**JOB**
Which lines contain the word "SWITCH"? Return each of them as written.

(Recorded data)
+++++

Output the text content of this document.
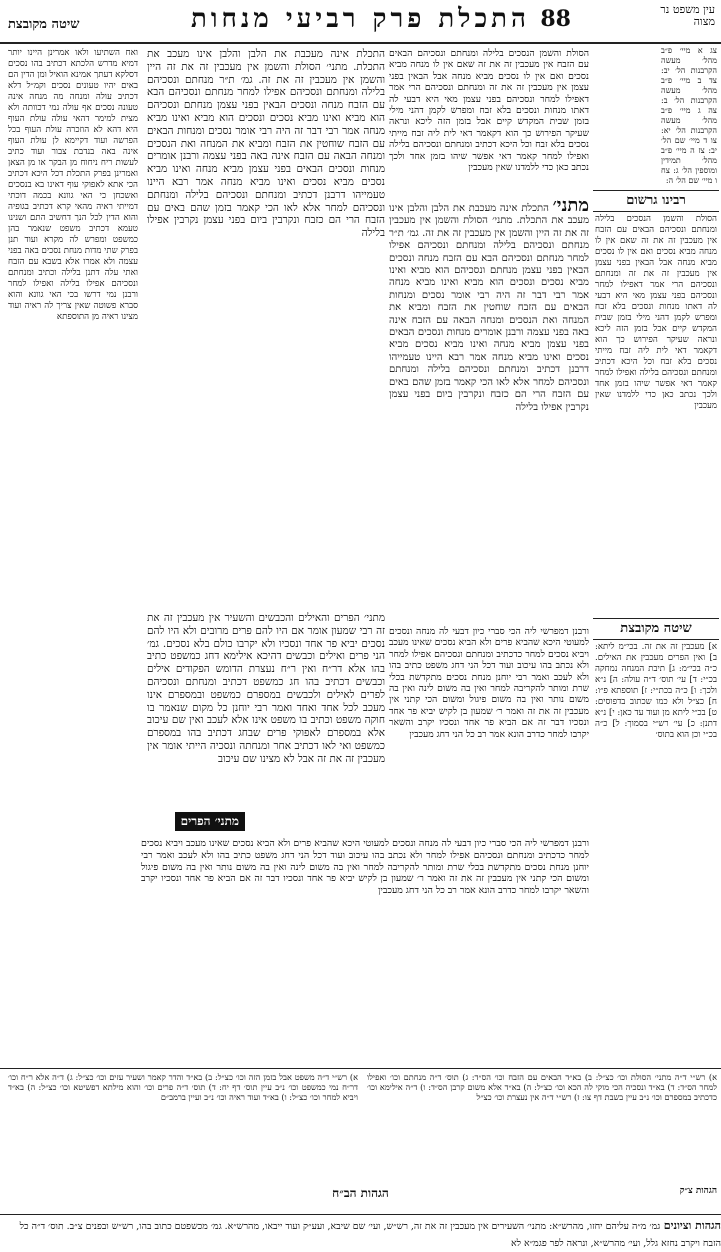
עין משפט נר מצוה
88
התכלת פרק רביעי מנחות
שיטה מקובצת

צג א מיי׳ פ״ב מהל׳ מעשה הקרבנות הל׳ יב: צד ב מיי׳ פ״ב מהל׳ מעשה הקרבנות הל׳ ב: צה ג מיי׳ פ״ב מהל׳ מעשה הקרבנות הל׳ יא: צו ד מיי׳ שם הל׳ יב: צז ה מיי׳ פ״ב מהל׳ תמידין ומוספין הל׳ ג: צח ו מיי׳ שם הל׳ ה:

רבינו גרשום

הסולת והשמן הנסכים בלילה ומנחתם ונסכיהם הבאים עם הזבח אין מעכבין זה את זה שאם אין לו מנחה מביא נסכים ואם אין לו נסכים מביא מנחה אבל הבאין בפני עצמן אין מעכבין זה את זה ומנחתם ונסכיהם הרי אמר דאפילו למחר ונסכיהם בפני עצמן מאי היא דבעי לה דאתו מנחות ונסכים בלא זבח ומפרש לקמן דהני מילי בזמן שבית המקדש קיים אבל בזמן הזה ליכא ונראה שעיקר הפירוש כך הוא דקאמר דאי לית ליה זבח מייתי נסכים בלא זבח וכל היכא דכתיב ומנחתם ונסכיהם בלילה ואפילו למחר קאמר דאי אפשר שיהו בזמן אחד ולכך נכתב כאן כדי ללמדנו שאין מעכבין

שיטה מקובצת

א] מעכבין זה את זה. בכי״מ ליתא: ב] ואין הפרים מעכבין את האילים. כ״ה בכי״מ: ג] תיבת המנחה נמחקה בכ״י: ד] עי׳ תוס׳ ד״ה עולה: ה] נ״א ולכך: ו] כ״ה בכת״י: ז] תוספתא פ״ו: ח] כצ״ל ולא כמו שכתוב בדפוסים: ט] בכ״י ליתא מן ועוד עד כאן: י] נ״א דתנן: כ] עי׳ רש״י בסמוך: ל] כ״ה בכ״י וכן הוא בתוס׳

הסולת והשמן הנסכים בלילה ומנחתם ונסכיהם הבאים עם הזבח אין מעכבין זה את זה שאם אין לו מנחה מביא נסכים ואם אין לו נסכים מביא מנחה אבל הבאין בפני עצמן אין מעכבין זה את זה ומנחתם ונסכיהם הרי אמר דאפילו למחר ונסכיהם בפני עצמן מאי היא דבעי לה דאתו מנחות ונסכים בלא זבח ומפרש לקמן דהני מילי בזמן שבית המקדש קיים אבל בזמן הזה ליכא ונראה שעיקר הפירוש כך הוא דקאמר דאי לית ליה זבח מייתי נסכים בלא זבח וכל היכא דכתיב ומנחתם ונסכיהם בלילה ואפילו למחר קאמר דאי אפשר שיהו בזמן אחד ולכך נכתב כאן כדי ללמדנו שאין מעכבין

מתני׳ התכלת אינה מעכבת את הלבן והלבן אינו מעכב את התכלת. מתני׳ הסולת והשמן אין מעכבין זה את זה היין והשמן אין מעכבין זה את זה. גמ׳ ת״ר מנחתם ונסכיהם בלילה ומנחתם ונסכיהם אפילו למחר מנחתם ונסכיהם הבא עם הזבח מנחה ונסכים הבאין בפני עצמן מנחתם ונסכיהם הוא מביא ואינו מביא נסכים ונסכים הוא מביא ואינו מביא מנחה אמר רבי דבר זה היה רבי אומר נסכים ומנחות הבאים עם הזבח שוחטין את הזבח ומביא את המנחה ואת הנסכים ומנחה הבאה עם הזבח אינה באה בפני עצמה ורבנן אומרים מנחות ונסכים הבאים בפני עצמן מביא מנחה ואינו מביא נסכים מביא נסכים ואינו מביא מנחה אמר רבא היינו טעמייהו דרבנן דכתיב ומנחתם ונסכיהם בלילה ומנחתם ונסכיהם למחר אלא לאו הכי קאמר בזמן שהם באים עם הזבח הרי הם כזבח ונקרבין ביום בפני עצמן נקרבין אפילו בלילה

התכלת אינה מעכבת את הלבן והלבן אינו מעכב את התכלת. מתני׳ הסולת והשמן אין מעכבין זה את זה היין והשמן אין מעכבין זה את זה. גמ׳ ת״ר מנחתם ונסכיהם בלילה ומנחתם ונסכיהם אפילו למחר מנחתם ונסכיהם הבא עם הזבח מנחה ונסכים הבאין בפני עצמן מנחתם ונסכיהם הוא מביא ואינו מביא נסכים ונסכים הוא מביא ואינו מביא מנחה אמר רבי דבר זה היה רבי אומר נסכים ומנחות הבאים עם הזבח שוחטין את הזבח ומביא את המנחה ואת הנסכים ומנחה הבאה עם הזבח אינה באה בפני עצמה ורבנן אומרים מנחות ונסכים הבאים בפני עצמן מביא מנחה ואינו מביא נסכים מביא נסכים ואינו מביא מנחה אמר רבא היינו טעמייהו דרבנן דכתיב ומנחתם ונסכיהם בלילה ומנחתם ונסכיהם למחר אלא לאו הכי קאמר בזמן שהם באים עם הזבח הרי הם כזבח ונקרבין ביום בפני עצמן נקרבין אפילו בלילה

מתני׳ הפרים

מתני׳ הפרים והאילים והכבשים והשעיר אין מעכבין זה את זה רבי שמעון אומר אם היו להם פרים מרובים ולא היו להם נסכים יביא פר אחד ונסכיו ולא יקרבו כולם בלא נסכים. גמ׳ הני פרים ואילים וכבשים דהיכא אילימא דחג כמשפט כתיב בהו אלא דר״ח ואין ר״ח נעצרת הדומש הפקודים אילים וכבשים דכתיב בהו חג כמשפט דכתיב ומנחתם ונסכיהם לפרים לאילים ולכבשים במספרם כמשפט ובמספרם אינו מעכב לכל אחד ואחד ואמר רבי יוחנן כל מקום שנאמר בו חוקה משפט וכתיב בו משפט אינו אלא לעכב ואין שם עיכוב אלא במספרם לאפוקי פרים שבחג דכתיב בהו במספרם כמשפט ואי לאו דכתיב אחר ומנחתה ונסכיה הייתי אומר אין מעכבין זה את זה אבל לא מצינו שם עיכוב

ורבנן דמפרשי ליה הכי סברי כיון דבעי לה מנחה ונסכים למעוטי היכא שהביא פרים ולא הביא נסכים שאינו מעכב ויביא נסכים למחר כדכתיב ומנחתם ונסכיהם אפילו למחר ולא נכתב בהו עיכוב ועוד דכל הני דחג משפט כתיב בהו ולא לעכב ואמר רבי יוחנן מנחת נסכים מתקדשת בכלי שרת ומותר להקריבה למחר ואין בה משום לינה ואין בה משום נותר ואין בה משום פיגול ומשום הכי קתני אין מעכבין זה את זה ואמר ר׳ שמעון בן לקיש יביא פר אחד ונסכיו דבר זה אם הביא פר אחד ונסכיו יקרב והשאר יקרבו למחר כדרב הונא אמר רב כל הני דחג מעכבין

ואח השתיעו ולאו אמרינן היינו יותר דמיא מדרש הלכתא דכתיב בהו נסכים דסלקא דעתך אמינא הואיל ומן הדין הם באים יהיו טעונים נסכים וקמ״ל דלא דכתיב עולה ומנחה מה מנחה אינה טעונה נסכים אף עולה נמי דכוותה ולא מצית למימר דהאי עולה עולת העוף היא דהא לא הוזכרה עולת העוף בכל הפרשה ועוד דקיימא לן עולת העוף אינה באה בנדבת צבור ועוד כתיב לעשות ריח ניחוח מן הבקר או מן הצאן ואמרינן בפרק התכלת דכל היכא דכתיב הכי אתא לאפוקי עוף דאינו בא בנסכים ואשכחן כי האי גוונא בכמה דוכתי דמייתי ראיה מהאי קרא דכתיב בגופיה והוא הדין לכל הנך דחשיב התם ושנינו טעמא דכתיב משפט שנאמר בהן כמשפט ומפרש לה מקרא ועוד תנן בפרק שתי מדות מנחת נסכים באה בפני עצמה ולא אמרו אלא בשבא עם הזבח ואתי עלה דתנן בלילה וכתיב ומנחתם ונסכיהם אפילו בלילה ואפילו למחר ורבנן נמי דרשו בכי האי גוונא והוא סברא פשוטה שאין צריך לה ראיה ועוד מצינו ראיה מן התוספתא

ורבנן דמפרשי ליה הכי סברי כיון דבעי לה מנחה ונסכים למעוטי היכא שהביא פרים ולא הביא נסכים שאינו מעכב ויביא נסכים למחר כדכתיב ומנחתם ונסכיהם אפילו למחר ולא נכתב בהו עיכוב ועוד דכל הני דחג משפט כתיב בהו ולא לעכב ואמר רבי יוחנן מנחת נסכים מתקדשת בכלי שרת ומותר להקריבה למחר ואין בה משום לינה ואין בה משום נותר ואין בה משום פיגול ומשום הכי קתני אין מעכבין זה את זה ואמר ר׳ שמעון בן לקיש יביא פר אחד ונסכיו דבר זה אם הביא פר אחד ונסכיו יקרב והשאר יקרבו למחר כדרב הונא אמר רב כל הני דחג מעכבין

א) רש״י ד״ה משפט אבל בזמן הזה וכו׳ כצ״ל: ב) בא״ד והדר קאמר ושעיר עזים וכו׳ כצ״ל: ג) ד״ה אלא ר״ח וכו׳ דר״ח נמי כמשפט וכו׳ נ״ב עיין תוס׳ דף יח: ד) תוס׳ ד״ה פרים וכו׳ והוא מילתא דפשיטא וכו׳ כצ״ל: ה) בא״ד ויביא למחר וכו׳ כצ״ל: ו) בא״ד ועוד ראיה וכו׳ נ״ב ועיין ברמב״ם

א) רש״י ד״ה מתני׳ הסולת וכו׳ כצ״ל: ב) בא״ד הבאים עם הזבח וכו׳ הס״ד: ג) תוס׳ ד״ה מנחתם וכו׳ ואפילו למחר הס״ד: ד) בא״ד ונסכיה הכי מוקי לה הכא וכו׳ כצ״ל: ה) בא״ד אלא משום קרבן הס״ד: ו) ד״ה אילימא וכו׳ כדכתיב במספרם וכו׳ נ״ב עיין בשבת דף צו: ז) רש״י ד״ה אין נעצרת וכו׳ כצ״ל

הגהות הב״ח	הגהות צ״ק
הגהות וציונים גמ׳ מ״ה עליהם יחזו, מהרש״א: מתני׳ השעירים אין מעכבין זה את זה, רש״ש, ועי׳ שם שיבא, ועע״ק ועוד ייבאו, מהרש״א. גמ׳ מכשפטם כתוב בהו, רש״ש ובפנים צ״ב. תוס׳ ד״ה כל הזבח ויקרב נחזא גלל, ועי׳ מהרש״א, ונראה לפר פגמ״א לא
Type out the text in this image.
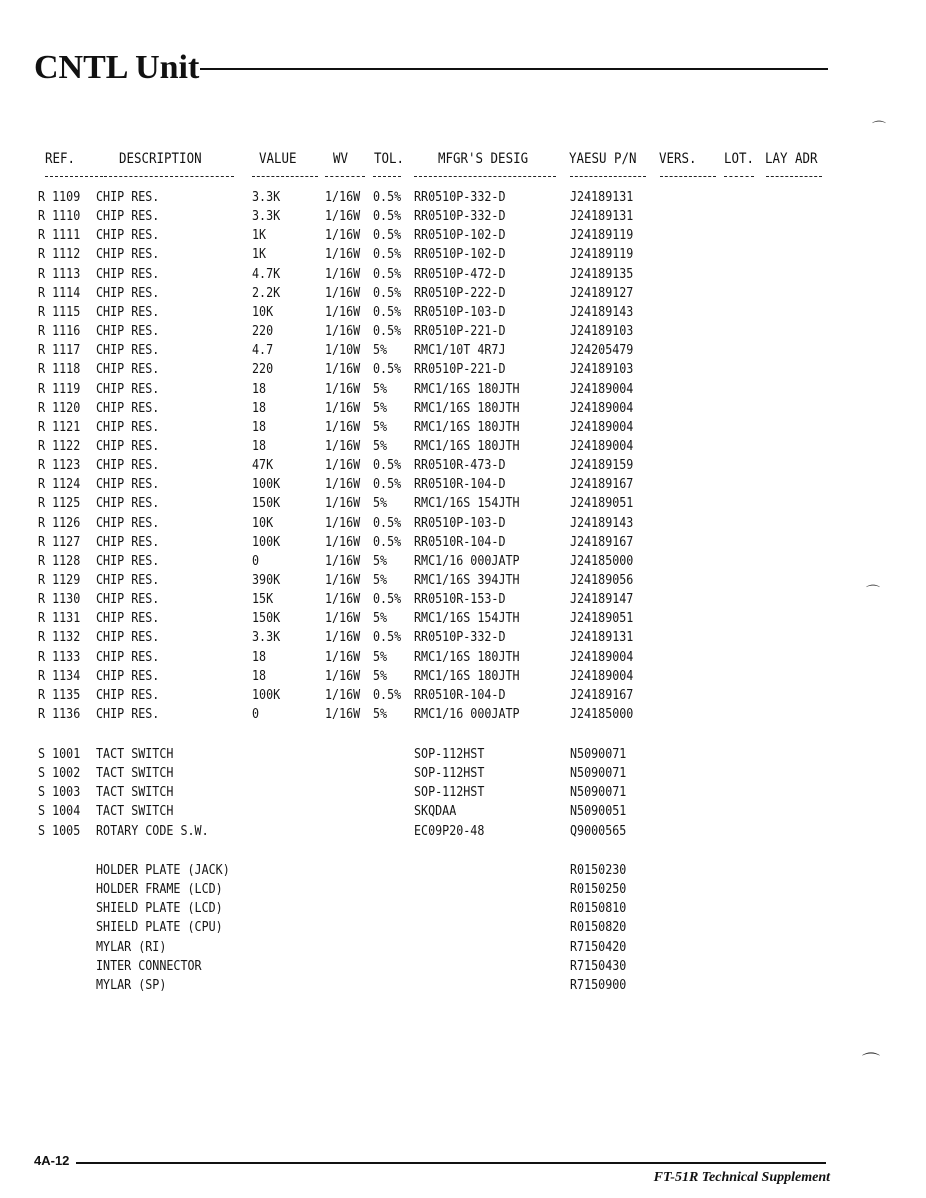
CNTL Unit
REF.	DESCRIPTION	VALUE	WV TOL. MFGR'S DESIG	YAESU P/N VERS. LOT. LAY ADR
R 1109 CHIP RES.	3.3K	1/16W 0.5% RR0510P-332-D	J24189131
R 1110 CHIP RES.	3.3K	1/16W 0.5% RR0510P-332-D	J24189131
R 1111 CHIP RES.	1K	1/16W 0.5% RR0510P-102-D	J24189119
R 1112 CHIP RES.	1K	1/16W 0.5% RR0510P-102-D	J24189119
R 1113 CHIP RES.	4.7K	1/16W 0.5% RR0510P-472-D	J24189135
R 1114 CHIP RES.	2.2K	1/16W 0.5% RR0510P-222-D	J24189127
R 1115 CHIP RES.	10K	1/16W 0.5% RR0510P-103-D	J24189143
R 1116 CHIP RES.	220	1/16W 0.5% RR0510P-221-D	J24189103
R 1117 CHIP RES.	4.7	1/10W 5% RMC1/10T 4R7J	J24205479
R 1118 CHIP RES.	220	1/16W 0.5% RR0510P-221-D	J24189103
R 1119 CHIP RES.	18	1/16W 5% RMC1/16S 180JTH	J24189004
R 1120 CHIP RES.	18	1/16W 5% RMC1/16S 180JTH	J24189004
R 1121 CHIP RES.	18	1/16W 5% RMC1/16S 180JTH	J24189004
R 1122 CHIP RES.	18	1/16W 5% RMC1/16S 180JTH	J24189004
R 1123 CHIP RES.	47K	1/16W 0.5% RR0510R-473-D	J24189159
R 1124 CHIP RES.	100K	1/16W 0.5% RR0510R-104-D	J24189167
R 1125 CHIP RES.	150K	1/16W 5% RMC1/16S 154JTH	J24189051
R 1126 CHIP RES.	10K	1/16W 0.5% RR0510P-103-D	J24189143
R 1127 CHIP RES.	100K	1/16W 0.5% RR0510R-104-D	J24189167
R 1128 CHIP RES.	0	1/16W 5% RMC1/16 000JATP	J24185000
R 1129 CHIP RES.	390K	1/16W 5% RMC1/16S 394JTH	J24189056
R 1130 CHIP RES.	15K	1/16W 0.5% RR0510R-153-D	J24189147
R 1131 CHIP RES.	150K	1/16W 5% RMC1/16S 154JTH	J24189051
R 1132 CHIP RES.	3.3K	1/16W 0.5% RR0510P-332-D	J24189131
R 1133 CHIP RES.	18	1/16W 5% RMC1/16S 180JTH	J24189004
R 1134 CHIP RES.	18	1/16W 5% RMC1/16S 180JTH	J24189004
R 1135 CHIP RES.	100K	1/16W 0.5% RR0510R-104-D	J24189167
R 1136 CHIP RES.	0	1/16W 5% RMC1/16 000JATP	J24185000
S 1001 TACT SWITCH	SOP-112HST	N5090071
S 1002 TACT SWITCH	SOP-112HST	N5090071
S 1003 TACT SWITCH	SOP-112HST	N5090071
S 1004 TACT SWITCH	SKQDAA	N5090051
S 1005 ROTARY CODE S.W.	EC09P20-48	Q9000565
HOLDER PLATE (JACK)	R0150230
HOLDER FRAME (LCD)	R0150250
SHIELD PLATE (LCD)	R0150810
SHIELD PLATE (CPU)	R0150820
MYLAR (RI)	R7150420
INTER CONNECTOR	R7150430
MYLAR (SP)	R7150900
⌒
⌒
⌒
4A-12
FT-51R Technical Supplement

+++++

**FULL RESPONSE**
S 1001 TACT SWITCH	SOP-112HST	N5090071
S 1002 TACT SWITCH	SOP-112HST	N5090071
S 1003 TACT SWITCH	SOP-112HST	N5090071
S 1004 TACT SWITCH	SKQDAA	N5090051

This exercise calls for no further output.